What you have to do:
Please say how many lines of the listing hold "liefern", with no other words in the answer.

Listing:

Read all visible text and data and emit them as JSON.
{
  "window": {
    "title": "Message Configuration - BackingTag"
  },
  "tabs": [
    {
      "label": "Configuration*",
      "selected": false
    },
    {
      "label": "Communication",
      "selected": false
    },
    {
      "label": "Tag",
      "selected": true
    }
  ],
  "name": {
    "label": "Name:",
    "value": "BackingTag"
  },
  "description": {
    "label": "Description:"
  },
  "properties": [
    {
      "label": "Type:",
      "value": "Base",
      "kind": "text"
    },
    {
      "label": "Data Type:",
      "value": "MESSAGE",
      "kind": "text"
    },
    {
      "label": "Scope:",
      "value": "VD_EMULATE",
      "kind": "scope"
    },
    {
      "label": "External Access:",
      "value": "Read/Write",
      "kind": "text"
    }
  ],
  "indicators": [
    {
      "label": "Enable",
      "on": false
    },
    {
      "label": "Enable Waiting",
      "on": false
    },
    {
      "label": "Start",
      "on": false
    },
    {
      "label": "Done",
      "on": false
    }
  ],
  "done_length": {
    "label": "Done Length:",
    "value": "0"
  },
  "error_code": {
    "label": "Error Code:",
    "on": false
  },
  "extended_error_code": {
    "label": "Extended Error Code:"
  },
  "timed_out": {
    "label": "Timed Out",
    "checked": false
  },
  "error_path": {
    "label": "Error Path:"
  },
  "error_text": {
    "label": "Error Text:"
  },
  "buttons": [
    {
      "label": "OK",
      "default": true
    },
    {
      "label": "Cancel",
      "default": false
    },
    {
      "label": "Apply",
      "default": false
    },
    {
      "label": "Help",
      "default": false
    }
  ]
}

---

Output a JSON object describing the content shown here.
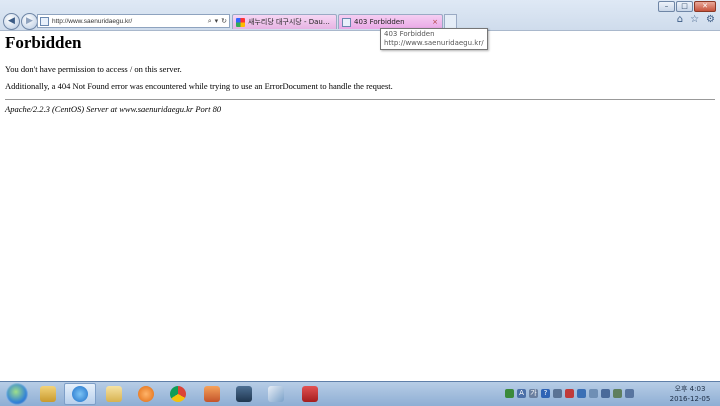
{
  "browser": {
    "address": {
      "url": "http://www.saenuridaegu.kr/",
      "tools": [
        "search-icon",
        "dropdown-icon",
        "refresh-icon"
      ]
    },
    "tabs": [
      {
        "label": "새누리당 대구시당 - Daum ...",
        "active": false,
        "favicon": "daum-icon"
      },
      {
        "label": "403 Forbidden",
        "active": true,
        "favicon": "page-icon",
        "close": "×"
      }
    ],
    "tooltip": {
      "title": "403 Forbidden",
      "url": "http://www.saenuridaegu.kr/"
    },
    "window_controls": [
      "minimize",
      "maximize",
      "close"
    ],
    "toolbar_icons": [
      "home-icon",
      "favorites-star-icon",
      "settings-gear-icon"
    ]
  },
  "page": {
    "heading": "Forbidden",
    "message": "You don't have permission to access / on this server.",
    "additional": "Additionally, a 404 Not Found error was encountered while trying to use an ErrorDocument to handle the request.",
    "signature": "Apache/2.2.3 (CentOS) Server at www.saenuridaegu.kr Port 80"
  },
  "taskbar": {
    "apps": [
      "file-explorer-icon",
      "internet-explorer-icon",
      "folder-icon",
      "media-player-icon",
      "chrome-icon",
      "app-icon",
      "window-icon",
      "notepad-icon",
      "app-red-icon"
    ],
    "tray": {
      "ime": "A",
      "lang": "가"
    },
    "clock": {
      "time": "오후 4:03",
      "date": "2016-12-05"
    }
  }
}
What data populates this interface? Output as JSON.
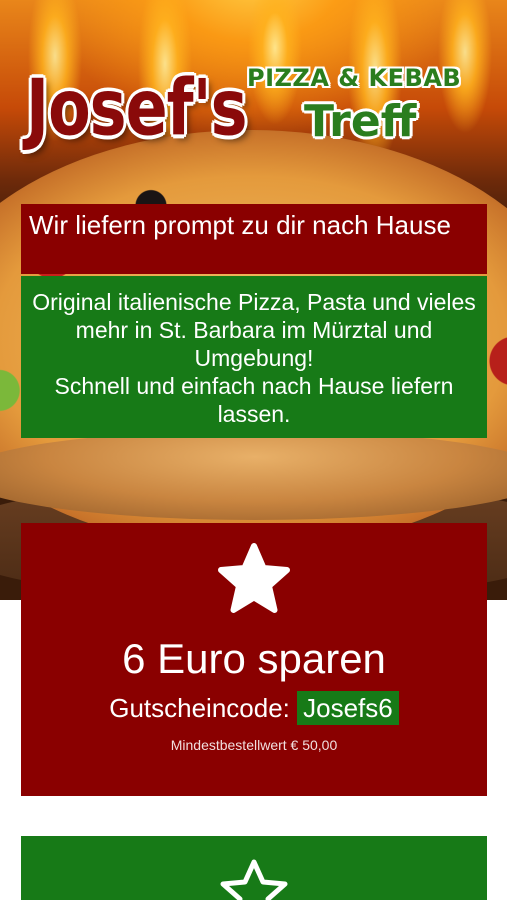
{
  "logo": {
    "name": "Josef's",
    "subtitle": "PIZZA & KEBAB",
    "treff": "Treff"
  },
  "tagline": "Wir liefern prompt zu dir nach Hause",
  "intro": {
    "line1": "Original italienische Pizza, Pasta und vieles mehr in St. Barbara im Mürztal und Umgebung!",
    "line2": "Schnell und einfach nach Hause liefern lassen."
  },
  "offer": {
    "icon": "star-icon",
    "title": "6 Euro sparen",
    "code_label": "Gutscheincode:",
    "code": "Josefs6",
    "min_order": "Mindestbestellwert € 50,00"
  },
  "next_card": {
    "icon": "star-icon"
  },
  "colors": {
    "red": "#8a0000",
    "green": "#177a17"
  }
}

Solution:
2